ENTRIES PROVIDED ▸
┄┄┄┄┄┄
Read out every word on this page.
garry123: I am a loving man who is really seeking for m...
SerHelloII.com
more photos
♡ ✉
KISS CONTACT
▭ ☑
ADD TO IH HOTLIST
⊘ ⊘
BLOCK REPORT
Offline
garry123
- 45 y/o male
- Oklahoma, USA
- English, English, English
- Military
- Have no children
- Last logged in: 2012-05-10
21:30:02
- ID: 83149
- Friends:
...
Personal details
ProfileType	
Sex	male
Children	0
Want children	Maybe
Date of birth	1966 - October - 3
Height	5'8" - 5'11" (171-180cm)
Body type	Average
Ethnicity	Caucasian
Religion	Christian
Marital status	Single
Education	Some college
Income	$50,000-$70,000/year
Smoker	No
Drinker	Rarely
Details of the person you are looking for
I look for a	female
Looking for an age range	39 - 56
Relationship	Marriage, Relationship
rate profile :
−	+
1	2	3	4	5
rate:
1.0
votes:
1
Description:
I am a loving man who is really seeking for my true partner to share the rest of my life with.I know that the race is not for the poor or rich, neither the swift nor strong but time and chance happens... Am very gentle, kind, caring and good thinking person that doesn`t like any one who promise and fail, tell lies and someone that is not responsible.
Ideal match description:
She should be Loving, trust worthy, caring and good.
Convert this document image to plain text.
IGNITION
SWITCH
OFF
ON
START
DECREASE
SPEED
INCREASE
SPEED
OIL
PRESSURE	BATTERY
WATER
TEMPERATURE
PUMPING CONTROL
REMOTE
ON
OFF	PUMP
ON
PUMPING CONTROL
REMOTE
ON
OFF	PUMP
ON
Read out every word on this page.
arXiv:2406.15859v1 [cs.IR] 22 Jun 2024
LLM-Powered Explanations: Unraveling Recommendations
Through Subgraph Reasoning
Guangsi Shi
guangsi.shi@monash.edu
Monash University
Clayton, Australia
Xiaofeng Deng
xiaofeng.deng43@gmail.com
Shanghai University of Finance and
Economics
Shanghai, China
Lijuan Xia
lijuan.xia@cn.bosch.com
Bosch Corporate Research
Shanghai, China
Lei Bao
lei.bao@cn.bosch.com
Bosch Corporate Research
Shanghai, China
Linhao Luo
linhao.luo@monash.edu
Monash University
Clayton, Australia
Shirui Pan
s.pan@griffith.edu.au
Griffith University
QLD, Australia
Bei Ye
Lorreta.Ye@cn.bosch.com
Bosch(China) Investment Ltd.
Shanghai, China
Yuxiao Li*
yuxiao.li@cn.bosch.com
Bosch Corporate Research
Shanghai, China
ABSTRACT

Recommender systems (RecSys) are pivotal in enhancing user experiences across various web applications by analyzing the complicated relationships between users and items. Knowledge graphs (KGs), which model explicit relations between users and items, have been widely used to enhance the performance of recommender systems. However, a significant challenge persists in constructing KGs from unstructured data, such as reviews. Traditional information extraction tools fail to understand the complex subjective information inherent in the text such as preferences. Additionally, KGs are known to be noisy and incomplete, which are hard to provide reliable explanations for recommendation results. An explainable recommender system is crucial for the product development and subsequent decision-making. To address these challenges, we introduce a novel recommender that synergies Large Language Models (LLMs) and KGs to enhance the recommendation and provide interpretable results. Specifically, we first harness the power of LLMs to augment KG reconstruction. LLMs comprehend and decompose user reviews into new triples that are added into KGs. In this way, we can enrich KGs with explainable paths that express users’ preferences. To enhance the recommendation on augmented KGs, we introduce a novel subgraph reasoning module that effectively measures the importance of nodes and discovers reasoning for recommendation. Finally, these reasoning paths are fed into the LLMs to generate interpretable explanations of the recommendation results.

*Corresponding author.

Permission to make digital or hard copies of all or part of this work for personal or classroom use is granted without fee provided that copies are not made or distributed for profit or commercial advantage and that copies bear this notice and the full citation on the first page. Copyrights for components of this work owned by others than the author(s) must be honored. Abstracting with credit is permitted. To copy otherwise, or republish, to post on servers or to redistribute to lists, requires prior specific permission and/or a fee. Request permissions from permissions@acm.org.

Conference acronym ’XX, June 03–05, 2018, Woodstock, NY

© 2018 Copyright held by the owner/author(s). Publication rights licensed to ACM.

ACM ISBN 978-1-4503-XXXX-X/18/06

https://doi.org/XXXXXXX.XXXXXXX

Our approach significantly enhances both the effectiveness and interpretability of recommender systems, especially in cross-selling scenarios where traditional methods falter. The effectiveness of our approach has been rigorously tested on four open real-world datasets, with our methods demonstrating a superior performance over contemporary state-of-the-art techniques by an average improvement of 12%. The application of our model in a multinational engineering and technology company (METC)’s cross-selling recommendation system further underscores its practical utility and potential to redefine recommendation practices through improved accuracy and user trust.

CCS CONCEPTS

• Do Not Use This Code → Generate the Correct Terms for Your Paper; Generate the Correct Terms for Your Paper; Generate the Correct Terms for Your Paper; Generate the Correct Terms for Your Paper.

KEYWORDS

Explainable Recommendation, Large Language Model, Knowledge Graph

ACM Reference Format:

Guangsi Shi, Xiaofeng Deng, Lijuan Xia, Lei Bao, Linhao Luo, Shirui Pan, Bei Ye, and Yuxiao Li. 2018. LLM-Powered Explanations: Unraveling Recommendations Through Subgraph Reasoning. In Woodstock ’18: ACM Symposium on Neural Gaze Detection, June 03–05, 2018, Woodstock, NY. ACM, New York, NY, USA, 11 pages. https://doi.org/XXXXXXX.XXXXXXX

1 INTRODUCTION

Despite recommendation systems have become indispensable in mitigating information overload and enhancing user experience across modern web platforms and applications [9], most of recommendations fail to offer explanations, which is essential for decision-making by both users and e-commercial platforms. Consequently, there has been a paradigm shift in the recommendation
┄┄┄┄┄┄
TO DO ▸ Copy the records above exactly.

FULL RESPONSE ▸
Read out every word on this page.
garry123: I am a loving man who is really seeking for m...
SerHelloII.com
more photos
♡ ✉
KISS CONTACT
▭ ☑
ADD TO IH HOTLIST
⊘ ⊘
BLOCK REPORT
Offline
garry123
- 45 y/o male
- Oklahoma, USA
- English, English, English
- Military
- Have no children
- Last logged in: 2012-05-10
21:30:02
- ID: 83149
- Friends:
...
Personal details
ProfileType	
Sex	male
Children	0
Want children	Maybe
Date of birth	1966 - October - 3
Height	5'8" - 5'11" (171-180cm)
Body type	Average
Ethnicity	Caucasian
Religion	Christian
Marital status	Single
Education	Some college
Income	$50,000-$70,000/year
Smoker	No
Drinker	Rarely
Details of the person you are looking for
I look for a	female
Looking for an age range	39 - 56
Relationship	Marriage, Relationship
rate profile :
−	+
1	2	3	4	5
rate:
1.0
votes:
1
Description:
I am a loving man who is really seeking for my true partner to share the rest of my life with.I know that the race is not for the poor or rich, neither the swift nor strong but time and chance happens... Am very gentle, kind, caring and good thinking person that doesn`t like any one who promise and fail, tell lies and someone that is not responsible.
Ideal match description:
She should be Loving, trust worthy, caring and good.
Convert this document image to plain text.
IGNITION
SWITCH
OFF
ON
START
DECREASE
SPEED
INCREASE
SPEED
OIL
PRESSURE	BATTERY
WATER
TEMPERATURE
PUMPING CONTROL
REMOTE
ON
OFF	PUMP
ON
PUMPING CONTROL
REMOTE
ON
OFF	PUMP
ON
Read out every word on this page.
arXiv:2406.15859v1 [cs.IR] 22 Jun 2024
LLM-Powered Explanations: Unraveling Recommendations
Through Subgraph Reasoning
Guangsi Shi
guangsi.shi@monash.edu
Monash University
Clayton, Australia
Xiaofeng Deng
xiaofeng.deng43@gmail.com
Shanghai University of Finance and
Economics
Shanghai, China
Lijuan Xia
lijuan.xia@cn.bosch.com
Bosch Corporate Research
Shanghai, China
Lei Bao
lei.bao@cn.bosch.com
Bosch Corporate Research
Shanghai, China
Linhao Luo
linhao.luo@monash.edu
Monash University
Clayton, Australia
Shirui Pan
s.pan@griffith.edu.au
Griffith University
QLD, Australia
Bei Ye
Lorreta.Ye@cn.bosch.com
Bosch(China) Investment Ltd.
Shanghai, China
Yuxiao Li*
yuxiao.li@cn.bosch.com
Bosch Corporate Research
Shanghai, China
ABSTRACT

Recommender systems (RecSys) are pivotal in enhancing user experiences across various web applications by analyzing the complicated relationships between users and items. Knowledge graphs (KGs), which model explicit relations between users and items, have been widely used to enhance the performance of recommender systems. However, a significant challenge persists in constructing KGs from unstructured data, such as reviews. Traditional information extraction tools fail to understand the complex subjective information inherent in the text such as preferences. Additionally, KGs are known to be noisy and incomplete, which are hard to provide reliable explanations for recommendation results. An explainable recommender system is crucial for the product development and subsequent decision-making. To address these challenges, we introduce a novel recommender that synergies Large Language Models (LLMs) and KGs to enhance the recommendation and provide interpretable results. Specifically, we first harness the power of LLMs to augment KG reconstruction. LLMs comprehend and decompose user reviews into new triples that are added into KGs. In this way, we can enrich KGs with explainable paths that express users’ preferences. To enhance the recommendation on augmented KGs, we introduce a novel subgraph reasoning module that effectively measures the importance of nodes and discovers reasoning for recommendation. Finally, these reasoning paths are fed into the LLMs to generate interpretable explanations of the recommendation results.

*Corresponding author.

Permission to make digital or hard copies of all or part of this work for personal or classroom use is granted without fee provided that copies are not made or distributed for profit or commercial advantage and that copies bear this notice and the full citation on the first page. Copyrights for components of this work owned by others than the author(s) must be honored. Abstracting with credit is permitted. To copy otherwise, or republish, to post on servers or to redistribute to lists, requires prior specific permission and/or a fee. Request permissions from permissions@acm.org.

Conference acronym ’XX, June 03–05, 2018, Woodstock, NY

© 2018 Copyright held by the owner/author(s). Publication rights licensed to ACM.

ACM ISBN 978-1-4503-XXXX-X/18/06

https://doi.org/XXXXXXX.XXXXXXX

Our approach significantly enhances both the effectiveness and interpretability of recommender systems, especially in cross-selling scenarios where traditional methods falter. The effectiveness of our approach has been rigorously tested on four open real-world datasets, with our methods demonstrating a superior performance over contemporary state-of-the-art techniques by an average improvement of 12%. The application of our model in a multinational engineering and technology company (METC)’s cross-selling recommendation system further underscores its practical utility and potential to redefine recommendation practices through improved accuracy and user trust.

CCS CONCEPTS

• Do Not Use This Code → Generate the Correct Terms for Your Paper; Generate the Correct Terms for Your Paper; Generate the Correct Terms for Your Paper; Generate the Correct Terms for Your Paper.

KEYWORDS

Explainable Recommendation, Large Language Model, Knowledge Graph

ACM Reference Format:

Guangsi Shi, Xiaofeng Deng, Lijuan Xia, Lei Bao, Linhao Luo, Shirui Pan, Bei Ye, and Yuxiao Li. 2018. LLM-Powered Explanations: Unraveling Recommendations Through Subgraph Reasoning. In Woodstock ’18: ACM Symposium on Neural Gaze Detection, June 03–05, 2018, Woodstock, NY. ACM, New York, NY, USA, 11 pages. https://doi.org/XXXXXXX.XXXXXXX

1 INTRODUCTION

Despite recommendation systems have become indispensable in mitigating information overload and enhancing user experience across modern web platforms and applications [9], most of recommendations fail to offer explanations, which is essential for decision-making by both users and e-commercial platforms. Consequently, there has been a paradigm shift in the recommendation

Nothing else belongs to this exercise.